*Task requirements:* Write out the material below word for word, starting at its first line and ending at the line that contains "606, 55, 707]", with both of those lines included.

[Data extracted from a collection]
_ _ _

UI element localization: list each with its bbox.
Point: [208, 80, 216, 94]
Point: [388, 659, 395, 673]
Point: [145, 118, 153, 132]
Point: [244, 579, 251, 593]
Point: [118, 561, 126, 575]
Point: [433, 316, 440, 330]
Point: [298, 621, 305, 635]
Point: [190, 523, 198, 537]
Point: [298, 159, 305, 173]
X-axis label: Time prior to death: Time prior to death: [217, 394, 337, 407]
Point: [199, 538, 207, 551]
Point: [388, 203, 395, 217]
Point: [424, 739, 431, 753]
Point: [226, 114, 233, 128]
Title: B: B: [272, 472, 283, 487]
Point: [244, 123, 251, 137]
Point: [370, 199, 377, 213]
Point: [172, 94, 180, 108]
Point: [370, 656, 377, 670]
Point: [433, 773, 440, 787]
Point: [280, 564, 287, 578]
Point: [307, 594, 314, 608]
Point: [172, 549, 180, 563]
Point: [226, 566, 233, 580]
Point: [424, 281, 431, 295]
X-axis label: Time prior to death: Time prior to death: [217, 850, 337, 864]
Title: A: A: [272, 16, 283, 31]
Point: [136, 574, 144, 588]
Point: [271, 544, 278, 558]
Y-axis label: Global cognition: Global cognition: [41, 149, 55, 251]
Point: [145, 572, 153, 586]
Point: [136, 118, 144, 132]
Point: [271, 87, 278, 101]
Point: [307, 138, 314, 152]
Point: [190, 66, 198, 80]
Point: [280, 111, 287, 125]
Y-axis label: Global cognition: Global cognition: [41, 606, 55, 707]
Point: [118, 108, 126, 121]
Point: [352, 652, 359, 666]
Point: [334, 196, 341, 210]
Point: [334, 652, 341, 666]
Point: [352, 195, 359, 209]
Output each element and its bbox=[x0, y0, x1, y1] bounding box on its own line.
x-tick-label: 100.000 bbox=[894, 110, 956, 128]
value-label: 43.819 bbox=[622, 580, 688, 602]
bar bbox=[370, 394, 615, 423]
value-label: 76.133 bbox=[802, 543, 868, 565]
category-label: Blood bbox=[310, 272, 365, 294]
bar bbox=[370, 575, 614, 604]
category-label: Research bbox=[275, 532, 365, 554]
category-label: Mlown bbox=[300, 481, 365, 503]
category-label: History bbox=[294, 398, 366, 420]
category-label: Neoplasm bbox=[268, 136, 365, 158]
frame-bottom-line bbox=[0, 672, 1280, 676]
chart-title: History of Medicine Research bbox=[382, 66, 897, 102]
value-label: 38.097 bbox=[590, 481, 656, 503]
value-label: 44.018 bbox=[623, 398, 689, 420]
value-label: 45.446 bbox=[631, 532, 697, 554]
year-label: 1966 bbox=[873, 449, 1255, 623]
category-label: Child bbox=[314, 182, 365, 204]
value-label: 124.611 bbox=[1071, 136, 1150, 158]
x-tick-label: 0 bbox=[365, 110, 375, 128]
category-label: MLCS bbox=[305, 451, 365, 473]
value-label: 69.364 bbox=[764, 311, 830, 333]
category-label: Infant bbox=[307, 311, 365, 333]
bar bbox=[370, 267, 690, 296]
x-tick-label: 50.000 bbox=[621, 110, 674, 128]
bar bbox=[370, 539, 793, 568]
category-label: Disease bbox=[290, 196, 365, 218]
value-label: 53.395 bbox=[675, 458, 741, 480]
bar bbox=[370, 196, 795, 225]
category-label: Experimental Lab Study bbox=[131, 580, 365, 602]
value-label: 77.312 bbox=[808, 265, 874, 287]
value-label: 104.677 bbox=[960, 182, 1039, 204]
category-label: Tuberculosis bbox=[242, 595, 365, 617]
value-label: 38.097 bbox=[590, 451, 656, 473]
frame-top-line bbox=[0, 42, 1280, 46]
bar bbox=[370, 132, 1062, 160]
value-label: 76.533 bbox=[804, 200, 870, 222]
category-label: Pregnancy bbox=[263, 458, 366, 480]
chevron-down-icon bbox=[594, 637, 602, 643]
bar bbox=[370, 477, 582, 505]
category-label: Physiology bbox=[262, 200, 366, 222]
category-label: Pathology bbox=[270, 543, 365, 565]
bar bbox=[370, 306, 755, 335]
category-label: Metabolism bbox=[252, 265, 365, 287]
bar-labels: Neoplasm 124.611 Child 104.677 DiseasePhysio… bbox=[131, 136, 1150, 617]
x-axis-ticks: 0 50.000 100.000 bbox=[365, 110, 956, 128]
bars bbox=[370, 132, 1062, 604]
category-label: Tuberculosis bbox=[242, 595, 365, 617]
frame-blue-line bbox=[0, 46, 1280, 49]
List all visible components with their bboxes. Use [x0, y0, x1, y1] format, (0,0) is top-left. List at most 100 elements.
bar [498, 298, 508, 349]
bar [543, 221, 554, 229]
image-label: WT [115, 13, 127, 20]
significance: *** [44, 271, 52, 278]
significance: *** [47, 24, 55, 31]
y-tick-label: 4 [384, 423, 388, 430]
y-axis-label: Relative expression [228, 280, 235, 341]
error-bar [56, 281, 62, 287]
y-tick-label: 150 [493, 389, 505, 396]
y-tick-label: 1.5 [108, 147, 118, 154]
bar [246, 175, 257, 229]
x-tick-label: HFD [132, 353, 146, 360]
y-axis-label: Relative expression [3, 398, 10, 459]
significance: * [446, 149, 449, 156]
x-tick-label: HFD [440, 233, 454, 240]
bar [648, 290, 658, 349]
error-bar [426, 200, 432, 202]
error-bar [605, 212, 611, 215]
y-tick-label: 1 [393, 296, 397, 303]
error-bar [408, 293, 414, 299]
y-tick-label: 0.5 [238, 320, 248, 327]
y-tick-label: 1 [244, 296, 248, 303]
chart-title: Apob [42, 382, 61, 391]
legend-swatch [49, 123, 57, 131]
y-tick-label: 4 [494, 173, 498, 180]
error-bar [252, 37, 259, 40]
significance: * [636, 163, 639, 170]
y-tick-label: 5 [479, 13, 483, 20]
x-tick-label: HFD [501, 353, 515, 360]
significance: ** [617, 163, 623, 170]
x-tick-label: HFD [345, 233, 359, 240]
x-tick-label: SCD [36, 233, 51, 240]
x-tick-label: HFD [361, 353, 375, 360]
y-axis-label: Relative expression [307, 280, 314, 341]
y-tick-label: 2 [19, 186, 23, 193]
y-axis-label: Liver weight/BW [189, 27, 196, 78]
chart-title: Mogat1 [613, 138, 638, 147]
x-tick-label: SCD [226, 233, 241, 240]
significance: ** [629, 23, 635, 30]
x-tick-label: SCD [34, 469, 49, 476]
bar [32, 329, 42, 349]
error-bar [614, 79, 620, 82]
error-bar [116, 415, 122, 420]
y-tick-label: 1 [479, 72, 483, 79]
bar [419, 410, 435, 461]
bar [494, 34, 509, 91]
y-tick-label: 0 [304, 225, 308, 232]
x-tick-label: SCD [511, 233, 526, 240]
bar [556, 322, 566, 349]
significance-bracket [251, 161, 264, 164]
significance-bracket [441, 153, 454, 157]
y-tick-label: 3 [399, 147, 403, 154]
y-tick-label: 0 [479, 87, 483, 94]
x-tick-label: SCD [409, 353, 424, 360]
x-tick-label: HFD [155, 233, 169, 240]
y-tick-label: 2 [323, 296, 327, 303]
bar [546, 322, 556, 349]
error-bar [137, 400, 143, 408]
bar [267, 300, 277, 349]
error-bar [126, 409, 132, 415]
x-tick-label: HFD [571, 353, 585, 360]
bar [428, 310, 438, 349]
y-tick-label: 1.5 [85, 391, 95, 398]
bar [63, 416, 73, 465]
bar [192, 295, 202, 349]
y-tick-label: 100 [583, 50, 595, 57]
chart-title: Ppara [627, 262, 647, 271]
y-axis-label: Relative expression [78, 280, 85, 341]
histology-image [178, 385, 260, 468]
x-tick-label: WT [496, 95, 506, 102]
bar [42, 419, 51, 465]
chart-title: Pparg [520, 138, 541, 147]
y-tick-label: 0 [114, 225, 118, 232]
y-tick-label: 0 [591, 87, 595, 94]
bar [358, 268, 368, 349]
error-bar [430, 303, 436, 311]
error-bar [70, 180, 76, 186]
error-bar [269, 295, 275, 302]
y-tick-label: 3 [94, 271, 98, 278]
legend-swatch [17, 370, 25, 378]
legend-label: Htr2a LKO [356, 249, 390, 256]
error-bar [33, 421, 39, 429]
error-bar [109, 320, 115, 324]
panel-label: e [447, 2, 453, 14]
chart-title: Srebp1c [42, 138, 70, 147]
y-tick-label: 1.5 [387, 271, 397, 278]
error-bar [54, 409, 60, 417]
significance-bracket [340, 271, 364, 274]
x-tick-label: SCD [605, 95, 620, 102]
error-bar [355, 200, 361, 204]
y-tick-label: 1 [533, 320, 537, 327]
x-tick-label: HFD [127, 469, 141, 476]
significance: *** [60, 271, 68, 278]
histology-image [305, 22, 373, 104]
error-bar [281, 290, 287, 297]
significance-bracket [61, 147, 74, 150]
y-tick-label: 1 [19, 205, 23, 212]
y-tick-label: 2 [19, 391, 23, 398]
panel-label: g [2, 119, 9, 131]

_ _ _

*Solution to this task:*
UI element localization: list each with its bbox.
Point: [208, 80, 216, 94]
Point: [388, 659, 395, 673]
Point: [145, 118, 153, 132]
Point: [244, 579, 251, 593]
Point: [118, 561, 126, 575]
Point: [433, 316, 440, 330]
Point: [298, 621, 305, 635]
Point: [190, 523, 198, 537]
Point: [298, 159, 305, 173]
X-axis label: Time prior to death: Time prior to death: [217, 394, 337, 407]
Point: [199, 538, 207, 551]
Point: [388, 203, 395, 217]
Point: [424, 739, 431, 753]
Point: [226, 114, 233, 128]
Title: B: B: [272, 472, 283, 487]
Point: [244, 123, 251, 137]
Point: [370, 199, 377, 213]
Point: [172, 94, 180, 108]
Point: [370, 656, 377, 670]
Point: [433, 773, 440, 787]
Point: [280, 564, 287, 578]
Point: [307, 594, 314, 608]
Point: [172, 549, 180, 563]
Point: [226, 566, 233, 580]
Point: [424, 281, 431, 295]
X-axis label: Time prior to death: Time prior to death: [217, 850, 337, 864]
Title: A: A: [272, 16, 283, 31]
Point: [136, 574, 144, 588]
Point: [271, 544, 278, 558]
Y-axis label: Global cognition: Global cognition: [41, 149, 55, 251]
Point: [145, 572, 153, 586]
Point: [136, 118, 144, 132]
Point: [271, 87, 278, 101]
Point: [307, 138, 314, 152]
Point: [190, 66, 198, 80]
Point: [280, 111, 287, 125]
Y-axis label: Global cognition: Global cognition: [41, 606, 55, 707]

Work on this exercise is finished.